Stated problem: Filter the entries and keep only the lines where the string "text" appears.
╭─ Task inputs
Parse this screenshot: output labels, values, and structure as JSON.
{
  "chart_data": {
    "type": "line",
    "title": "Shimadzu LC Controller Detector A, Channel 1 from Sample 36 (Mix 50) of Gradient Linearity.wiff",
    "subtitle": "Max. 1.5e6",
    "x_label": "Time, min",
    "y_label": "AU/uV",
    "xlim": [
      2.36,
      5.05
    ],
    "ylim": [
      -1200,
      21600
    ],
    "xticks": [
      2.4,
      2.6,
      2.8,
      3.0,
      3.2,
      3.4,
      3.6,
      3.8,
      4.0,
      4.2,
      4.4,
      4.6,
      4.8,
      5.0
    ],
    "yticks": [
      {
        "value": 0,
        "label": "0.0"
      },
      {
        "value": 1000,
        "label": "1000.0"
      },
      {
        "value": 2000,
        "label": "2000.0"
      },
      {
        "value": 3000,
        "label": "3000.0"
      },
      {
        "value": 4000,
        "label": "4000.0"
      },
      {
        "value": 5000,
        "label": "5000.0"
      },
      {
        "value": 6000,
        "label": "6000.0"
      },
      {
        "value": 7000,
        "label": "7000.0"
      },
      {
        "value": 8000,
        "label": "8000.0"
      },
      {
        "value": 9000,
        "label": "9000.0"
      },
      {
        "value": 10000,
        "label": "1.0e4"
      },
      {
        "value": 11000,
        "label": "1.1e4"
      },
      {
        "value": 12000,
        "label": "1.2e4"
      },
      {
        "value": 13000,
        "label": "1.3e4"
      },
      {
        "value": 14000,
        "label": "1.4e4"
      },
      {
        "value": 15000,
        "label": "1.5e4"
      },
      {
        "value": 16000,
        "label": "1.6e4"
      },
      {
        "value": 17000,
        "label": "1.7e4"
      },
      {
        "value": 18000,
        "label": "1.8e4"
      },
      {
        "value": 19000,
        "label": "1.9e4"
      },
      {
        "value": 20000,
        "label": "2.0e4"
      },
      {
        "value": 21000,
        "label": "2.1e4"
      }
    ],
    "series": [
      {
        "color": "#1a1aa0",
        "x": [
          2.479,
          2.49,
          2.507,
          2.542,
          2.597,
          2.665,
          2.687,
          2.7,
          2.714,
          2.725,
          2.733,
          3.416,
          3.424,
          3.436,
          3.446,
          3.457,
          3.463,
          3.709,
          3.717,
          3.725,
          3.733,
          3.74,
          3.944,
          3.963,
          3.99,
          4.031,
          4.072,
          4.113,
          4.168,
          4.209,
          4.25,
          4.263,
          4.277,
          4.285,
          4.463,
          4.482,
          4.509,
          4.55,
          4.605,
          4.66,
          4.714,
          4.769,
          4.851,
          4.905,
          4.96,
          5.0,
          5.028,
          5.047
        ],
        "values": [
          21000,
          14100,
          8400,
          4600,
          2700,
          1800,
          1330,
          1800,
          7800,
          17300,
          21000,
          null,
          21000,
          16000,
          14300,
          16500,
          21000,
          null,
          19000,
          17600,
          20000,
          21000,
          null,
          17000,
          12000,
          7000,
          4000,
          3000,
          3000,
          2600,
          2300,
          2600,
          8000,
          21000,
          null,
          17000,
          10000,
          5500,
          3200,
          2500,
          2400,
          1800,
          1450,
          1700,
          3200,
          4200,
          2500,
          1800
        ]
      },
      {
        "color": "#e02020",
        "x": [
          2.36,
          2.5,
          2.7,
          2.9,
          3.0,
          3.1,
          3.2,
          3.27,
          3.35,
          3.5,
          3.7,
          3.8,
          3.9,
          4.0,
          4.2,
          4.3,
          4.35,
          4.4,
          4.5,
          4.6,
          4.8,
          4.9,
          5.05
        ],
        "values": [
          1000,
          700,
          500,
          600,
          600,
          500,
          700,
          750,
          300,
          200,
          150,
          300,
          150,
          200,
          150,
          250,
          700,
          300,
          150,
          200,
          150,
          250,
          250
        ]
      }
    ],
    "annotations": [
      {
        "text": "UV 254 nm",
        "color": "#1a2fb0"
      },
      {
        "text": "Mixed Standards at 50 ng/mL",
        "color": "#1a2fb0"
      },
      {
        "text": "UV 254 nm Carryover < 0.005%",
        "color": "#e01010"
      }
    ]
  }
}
╰─
Final answer:
        "text": "UV 254 nm",
        "text": "Mixed Standards at 50 ng/mL",
        "text": "UV 254 nm Carryover < 0.005%",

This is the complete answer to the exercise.